[Dataset excerpt]
------------

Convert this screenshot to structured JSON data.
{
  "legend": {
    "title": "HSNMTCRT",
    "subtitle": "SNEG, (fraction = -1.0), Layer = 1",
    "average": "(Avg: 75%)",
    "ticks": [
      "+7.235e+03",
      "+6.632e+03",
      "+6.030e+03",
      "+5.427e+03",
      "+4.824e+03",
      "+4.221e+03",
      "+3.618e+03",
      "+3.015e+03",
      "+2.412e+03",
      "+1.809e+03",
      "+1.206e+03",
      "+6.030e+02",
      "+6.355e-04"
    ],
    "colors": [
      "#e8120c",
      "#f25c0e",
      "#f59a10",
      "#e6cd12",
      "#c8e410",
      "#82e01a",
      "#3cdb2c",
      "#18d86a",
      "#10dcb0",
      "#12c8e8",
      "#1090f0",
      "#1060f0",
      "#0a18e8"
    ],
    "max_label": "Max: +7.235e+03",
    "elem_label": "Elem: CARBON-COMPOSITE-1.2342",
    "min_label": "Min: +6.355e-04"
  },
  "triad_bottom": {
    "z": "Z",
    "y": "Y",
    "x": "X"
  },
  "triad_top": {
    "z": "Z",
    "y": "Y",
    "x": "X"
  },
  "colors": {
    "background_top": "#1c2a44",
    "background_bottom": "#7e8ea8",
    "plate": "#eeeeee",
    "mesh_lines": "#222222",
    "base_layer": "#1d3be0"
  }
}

------------

Please repeat the material above, word for word and in full.

Convert this screenshot to structured JSON data.
{
  "legend": {
    "title": "HSNMTCRT",
    "subtitle": "SNEG, (fraction = -1.0), Layer = 1",
    "average": "(Avg: 75%)",
    "ticks": [
      "+7.235e+03",
      "+6.632e+03",
      "+6.030e+03",
      "+5.427e+03",
      "+4.824e+03",
      "+4.221e+03",
      "+3.618e+03",
      "+3.015e+03",
      "+2.412e+03",
      "+1.809e+03",
      "+1.206e+03",
      "+6.030e+02",
      "+6.355e-04"
    ],
    "colors": [
      "#e8120c",
      "#f25c0e",
      "#f59a10",
      "#e6cd12",
      "#c8e410",
      "#82e01a",
      "#3cdb2c",
      "#18d86a",
      "#10dcb0",
      "#12c8e8",
      "#1090f0",
      "#1060f0",
      "#0a18e8"
    ],
    "max_label": "Max: +7.235e+03",
    "elem_label": "Elem: CARBON-COMPOSITE-1.2342",
    "min_label": "Min: +6.355e-04"
  },
  "triad_bottom": {
    "z": "Z",
    "y": "Y",
    "x": "X"
  },
  "triad_top": {
    "z": "Z",
    "y": "Y",
    "x": "X"
  },
  "colors": {
    "background_top": "#1c2a44",
    "background_bottom": "#7e8ea8",
    "plate": "#eeeeee",
    "mesh_lines": "#222222",
    "base_layer": "#1d3be0"
  }
}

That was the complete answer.